Repeat the listing word for word. No pictures belong in the copy.

>> start

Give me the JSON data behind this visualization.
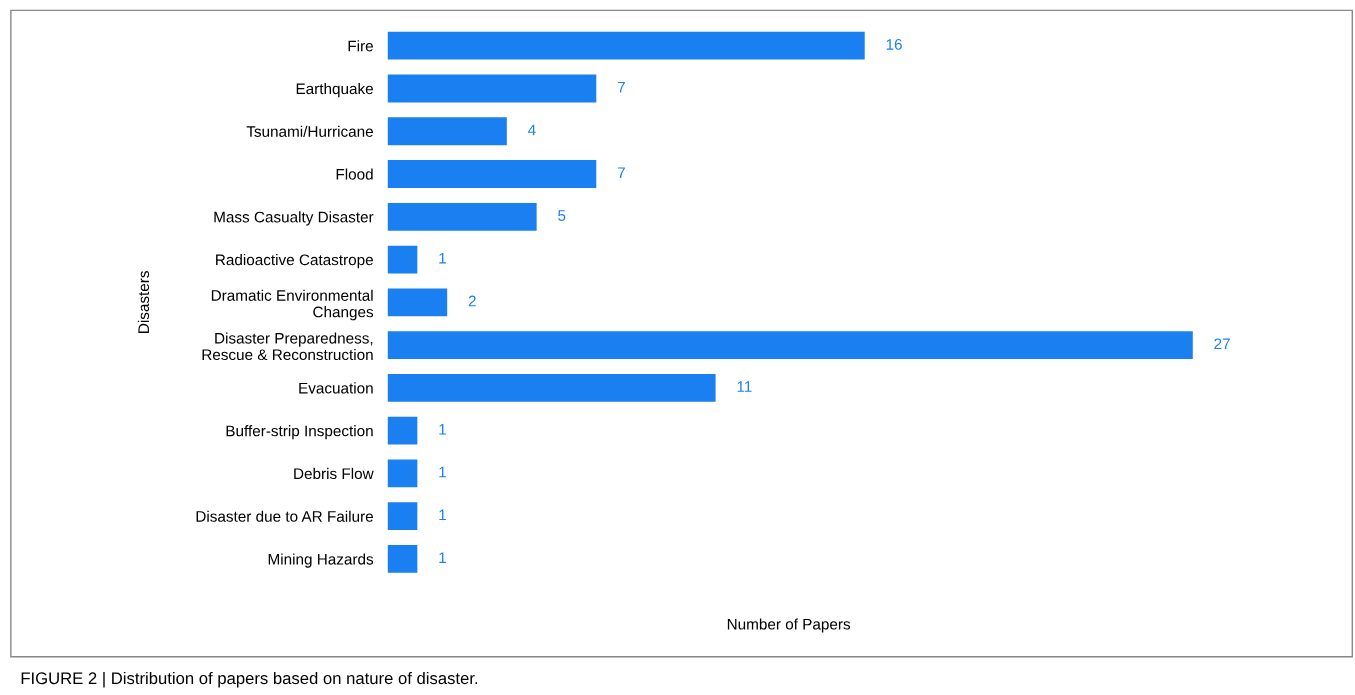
{
  "chart_data": {
    "type": "bar",
    "orientation": "horizontal",
    "xlabel": "Number of Papers",
    "ylabel": "Disasters",
    "categories": [
      "Fire",
      "Earthquake",
      "Tsunami/Hurricane",
      "Flood",
      "Mass Casualty Disaster",
      "Radioactive Catastrope",
      "Dramatic Environmental\nChanges",
      "Disaster Preparedness,\nRescue & Reconstruction",
      "Evacuation",
      "Buffer-strip Inspection",
      "Debris Flow",
      "Disaster due to AR Failure",
      "Mining Hazards"
    ],
    "values": [
      16,
      7,
      4,
      7,
      5,
      1,
      2,
      27,
      11,
      1,
      1,
      1,
      1
    ],
    "color": "#1a7ff0",
    "data_labels": true,
    "tick_labels": "y",
    "grid": false,
    "annotations": [
      "FIGURE 2 | Distribution of papers based on nature of disaster."
    ]
  }
}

>> end

THE RESPONSE =
Give me the JSON data behind this visualization.
{
  "chart_data": {
    "type": "bar",
    "orientation": "horizontal",
    "xlabel": "Number of Papers",
    "ylabel": "Disasters",
    "categories": [
      "Fire",
      "Earthquake",
      "Tsunami/Hurricane",
      "Flood",
      "Mass Casualty Disaster",
      "Radioactive Catastrope",
      "Dramatic Environmental\nChanges",
      "Disaster Preparedness,\nRescue & Reconstruction",
      "Evacuation",
      "Buffer-strip Inspection",
      "Debris Flow",
      "Disaster due to AR Failure",
      "Mining Hazards"
    ],
    "values": [
      16,
      7,
      4,
      7,
      5,
      1,
      2,
      27,
      11,
      1,
      1,
      1,
      1
    ],
    "color": "#1a7ff0",
    "data_labels": true,
    "tick_labels": "y",
    "grid": false,
    "annotations": [
      "FIGURE 2 | Distribution of papers based on nature of disaster."
    ]
  }
}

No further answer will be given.